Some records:
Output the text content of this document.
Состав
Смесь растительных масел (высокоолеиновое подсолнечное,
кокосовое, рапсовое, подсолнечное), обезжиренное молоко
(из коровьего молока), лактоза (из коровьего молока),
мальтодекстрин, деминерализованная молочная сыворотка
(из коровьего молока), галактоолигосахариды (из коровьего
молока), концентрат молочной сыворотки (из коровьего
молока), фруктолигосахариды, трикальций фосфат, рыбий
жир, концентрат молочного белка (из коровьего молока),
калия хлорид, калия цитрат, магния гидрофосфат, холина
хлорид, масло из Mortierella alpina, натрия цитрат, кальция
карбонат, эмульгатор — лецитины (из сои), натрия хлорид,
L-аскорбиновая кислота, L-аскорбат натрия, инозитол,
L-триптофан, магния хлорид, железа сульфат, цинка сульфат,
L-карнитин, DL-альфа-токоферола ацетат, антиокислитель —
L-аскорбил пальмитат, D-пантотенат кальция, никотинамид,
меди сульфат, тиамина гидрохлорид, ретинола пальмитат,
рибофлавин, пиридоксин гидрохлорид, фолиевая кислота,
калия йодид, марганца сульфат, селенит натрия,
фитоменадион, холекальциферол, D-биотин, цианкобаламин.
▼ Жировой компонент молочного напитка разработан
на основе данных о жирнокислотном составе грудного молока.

▶ Problem statement:
Using the listing above, retype each line exactly.

▶ Answer below:
Output the text content of this document.
Состав
Смесь растительных масел (высокоолеиновое подсолнечное,
кокосовое, рапсовое, подсолнечное), обезжиренное молоко
(из коровьего молока), лактоза (из коровьего молока),
мальтодекстрин, деминерализованная молочная сыворотка
(из коровьего молока), галактоолигосахариды (из коровьего
молока), концентрат молочной сыворотки (из коровьего
молока), фруктолигосахариды, трикальций фосфат, рыбий
жир, концентрат молочного белка (из коровьего молока),
калия хлорид, калия цитрат, магния гидрофосфат, холина
хлорид, масло из Mortierella alpina, натрия цитрат, кальция
карбонат, эмульгатор — лецитины (из сои), натрия хлорид,
L-аскорбиновая кислота, L-аскорбат натрия, инозитол,
L-триптофан, магния хлорид, железа сульфат, цинка сульфат,
L-карнитин, DL-альфа-токоферола ацетат, антиокислитель —
L-аскорбил пальмитат, D-пантотенат кальция, никотинамид,
меди сульфат, тиамина гидрохлорид, ретинола пальмитат,
рибофлавин, пиридоксин гидрохлорид, фолиевая кислота,
калия йодид, марганца сульфат, селенит натрия,
фитоменадион, холекальциферол, D-биотин, цианкобаламин.
▼ Жировой компонент молочного напитка разработан
на основе данных о жирнокислотном составе грудного молока.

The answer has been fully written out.